# [TEXT SHOWN]

▼

# Experience Required For Getting Critical skills visa from India



## Akhil003 (Apr 27, 2018)

hello everyone,


My wife has 2.8 years experience in Computer Science engineering and is currently working in India. Can we apply for critical skills visa? I am little bit confused because some people say that only 2 years is required for applying, some same that 3 years is required and some say that 5 years is required.

Can any one help me out with this and clear my doubts?


regards
Akhil Chandran


----------



## Akhil003 (Apr 27, 2018)

pls reply anyone


----------



## jacob chacko (Mar 30, 2018)

Akhil003 said:


> pls reply anyone


Minimum 5 years required


----------



## Zabir Patel (Apr 29, 2018)

Not a require 5 years experience.it is required old quota work permit or exceptional skills.you are eligible for critical skills visa but you check critical skills category and your job title match ?


----------



## mharish1219 (Nov 6, 2017)

Zabir Patel said:


> Not a require 5 years experience.it is required old quota work permit or exceptional skills.you are eligible for critical skills visa but you check critical skills category and your job title match ?


Yes, previously it was 5 years of experience as a requirement by DHA.
Now it is changed to 24 months post-qualification experience.
That said, you have no control over the outcome of your visa application these days.
The reason for rejection of late has been pathetic. It is so unclear and leaves you frustrated. One example, my friends application got rejected with reason "insufficient information provided". He has been struggling to find out what exactly was missing in his application so he can address that and apply again. Going for appeal is out of question as you just wait forever for the decision to come through.

Good luck.


----------



## jacob chacko (Mar 30, 2018)

Akhil003 said:


> hello everyone,
> 
> 
> My wife has 2.8 years experience in Computer Science engineering and is currently working in India. Can we apply for critical skills visa? I am little bit confused because some people say that only 2 years is required for applying, some same that 3 years is required and some say that 5 years is required.
> ...


5 Years required


----------

▲

# [WRITTEN EXERCISE A]
List every distinct username that appears as the author of a post in the thread.
The thread and the rows below it are unrelated to each other.

# [DATA EXTRACT]

▼

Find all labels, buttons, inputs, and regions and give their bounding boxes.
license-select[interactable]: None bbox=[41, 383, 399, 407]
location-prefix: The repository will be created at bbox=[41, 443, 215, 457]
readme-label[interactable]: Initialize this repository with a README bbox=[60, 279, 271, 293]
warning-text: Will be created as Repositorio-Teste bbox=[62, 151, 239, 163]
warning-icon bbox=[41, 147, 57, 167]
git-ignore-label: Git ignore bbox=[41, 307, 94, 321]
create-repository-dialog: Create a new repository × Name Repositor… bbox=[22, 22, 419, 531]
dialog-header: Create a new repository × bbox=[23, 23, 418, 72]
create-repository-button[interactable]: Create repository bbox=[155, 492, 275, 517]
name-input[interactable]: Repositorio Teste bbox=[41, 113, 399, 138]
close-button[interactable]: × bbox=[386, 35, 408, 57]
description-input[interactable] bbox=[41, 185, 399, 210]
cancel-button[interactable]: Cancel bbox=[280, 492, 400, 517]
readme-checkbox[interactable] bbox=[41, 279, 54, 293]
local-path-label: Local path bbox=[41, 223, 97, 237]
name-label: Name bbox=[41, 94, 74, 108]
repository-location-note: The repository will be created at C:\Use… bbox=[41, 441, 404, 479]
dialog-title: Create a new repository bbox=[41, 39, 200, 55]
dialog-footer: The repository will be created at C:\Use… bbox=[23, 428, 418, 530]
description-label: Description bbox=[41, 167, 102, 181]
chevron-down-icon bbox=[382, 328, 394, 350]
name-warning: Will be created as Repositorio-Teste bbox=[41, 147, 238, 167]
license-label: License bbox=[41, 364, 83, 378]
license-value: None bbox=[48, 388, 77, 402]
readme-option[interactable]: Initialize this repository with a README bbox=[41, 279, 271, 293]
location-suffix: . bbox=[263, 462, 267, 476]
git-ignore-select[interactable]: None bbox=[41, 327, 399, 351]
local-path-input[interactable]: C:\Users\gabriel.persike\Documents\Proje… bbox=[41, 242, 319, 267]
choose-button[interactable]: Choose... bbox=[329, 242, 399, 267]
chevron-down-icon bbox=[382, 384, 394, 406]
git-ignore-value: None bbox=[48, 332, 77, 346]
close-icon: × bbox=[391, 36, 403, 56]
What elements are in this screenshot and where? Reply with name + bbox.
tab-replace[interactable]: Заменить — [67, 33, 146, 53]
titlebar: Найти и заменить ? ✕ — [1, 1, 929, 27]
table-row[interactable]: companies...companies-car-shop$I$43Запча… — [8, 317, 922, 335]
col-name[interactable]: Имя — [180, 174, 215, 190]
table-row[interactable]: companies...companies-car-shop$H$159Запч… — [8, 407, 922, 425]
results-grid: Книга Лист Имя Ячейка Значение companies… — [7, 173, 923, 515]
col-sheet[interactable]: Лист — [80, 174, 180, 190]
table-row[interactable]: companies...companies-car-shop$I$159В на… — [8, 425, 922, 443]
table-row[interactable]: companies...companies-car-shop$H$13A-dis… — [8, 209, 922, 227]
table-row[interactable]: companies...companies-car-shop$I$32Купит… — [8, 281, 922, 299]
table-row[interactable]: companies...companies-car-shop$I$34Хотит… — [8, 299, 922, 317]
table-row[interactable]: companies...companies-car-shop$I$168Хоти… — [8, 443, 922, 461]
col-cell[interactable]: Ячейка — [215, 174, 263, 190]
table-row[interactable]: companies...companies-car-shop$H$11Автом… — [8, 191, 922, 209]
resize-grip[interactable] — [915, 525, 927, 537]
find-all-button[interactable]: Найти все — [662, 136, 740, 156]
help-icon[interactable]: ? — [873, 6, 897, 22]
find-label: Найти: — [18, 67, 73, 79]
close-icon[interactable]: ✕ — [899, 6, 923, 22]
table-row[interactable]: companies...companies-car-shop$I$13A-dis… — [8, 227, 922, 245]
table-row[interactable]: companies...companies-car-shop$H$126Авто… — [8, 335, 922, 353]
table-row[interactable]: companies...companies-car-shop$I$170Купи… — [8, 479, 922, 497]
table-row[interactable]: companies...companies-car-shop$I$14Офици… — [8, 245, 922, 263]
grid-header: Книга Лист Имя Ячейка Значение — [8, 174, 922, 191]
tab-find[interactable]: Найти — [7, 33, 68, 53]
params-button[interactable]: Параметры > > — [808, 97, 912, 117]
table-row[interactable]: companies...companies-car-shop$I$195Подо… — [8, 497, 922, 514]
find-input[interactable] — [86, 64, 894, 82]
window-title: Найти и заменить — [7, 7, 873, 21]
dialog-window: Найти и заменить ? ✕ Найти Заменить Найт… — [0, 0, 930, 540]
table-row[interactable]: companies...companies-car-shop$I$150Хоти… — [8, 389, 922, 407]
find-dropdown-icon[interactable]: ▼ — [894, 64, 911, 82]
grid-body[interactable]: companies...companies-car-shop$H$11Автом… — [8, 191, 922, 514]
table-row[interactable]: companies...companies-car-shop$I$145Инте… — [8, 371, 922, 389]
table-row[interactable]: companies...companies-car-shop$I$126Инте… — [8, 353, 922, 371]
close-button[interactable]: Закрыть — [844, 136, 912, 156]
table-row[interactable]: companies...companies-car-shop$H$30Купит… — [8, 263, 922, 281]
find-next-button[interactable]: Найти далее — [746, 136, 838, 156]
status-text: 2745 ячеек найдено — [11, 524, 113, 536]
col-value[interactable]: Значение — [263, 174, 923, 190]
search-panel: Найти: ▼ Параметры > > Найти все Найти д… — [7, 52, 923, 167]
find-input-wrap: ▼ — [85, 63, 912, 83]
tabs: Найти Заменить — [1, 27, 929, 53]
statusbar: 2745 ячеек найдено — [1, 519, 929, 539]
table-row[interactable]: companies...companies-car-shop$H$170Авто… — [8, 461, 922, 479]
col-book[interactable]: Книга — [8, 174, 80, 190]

▲

# [WRITTEN EXERCISE B]
Print the rows from the first one up to and including the line containing "dialog-title: Create a", copying each line exactly.

# [TASK RESULT A]
Akhil003, jacob chacko, Zabir Patel, mharish1219

# [TASK RESULT B]
Find all labels, buttons, inputs, and regions and give their bounding boxes.
license-select[interactable]: None bbox=[41, 383, 399, 407]
location-prefix: The repository will be created at bbox=[41, 443, 215, 457]
readme-label[interactable]: Initialize this repository with a README bbox=[60, 279, 271, 293]
warning-text: Will be created as Repositorio-Teste bbox=[62, 151, 239, 163]
warning-icon bbox=[41, 147, 57, 167]
git-ignore-label: Git ignore bbox=[41, 307, 94, 321]
create-repository-dialog: Create a new repository × Name Repositor… bbox=[22, 22, 419, 531]
dialog-header: Create a new repository × bbox=[23, 23, 418, 72]
create-repository-button[interactable]: Create repository bbox=[155, 492, 275, 517]
name-input[interactable]: Repositorio Teste bbox=[41, 113, 399, 138]
close-button[interactable]: × bbox=[386, 35, 408, 57]
description-input[interactable] bbox=[41, 185, 399, 210]
cancel-button[interactable]: Cancel bbox=[280, 492, 400, 517]
readme-checkbox[interactable] bbox=[41, 279, 54, 293]
local-path-label: Local path bbox=[41, 223, 97, 237]
name-label: Name bbox=[41, 94, 74, 108]
repository-location-note: The repository will be created at C:\Use… bbox=[41, 441, 404, 479]
dialog-title: Create a new repository bbox=[41, 39, 200, 55]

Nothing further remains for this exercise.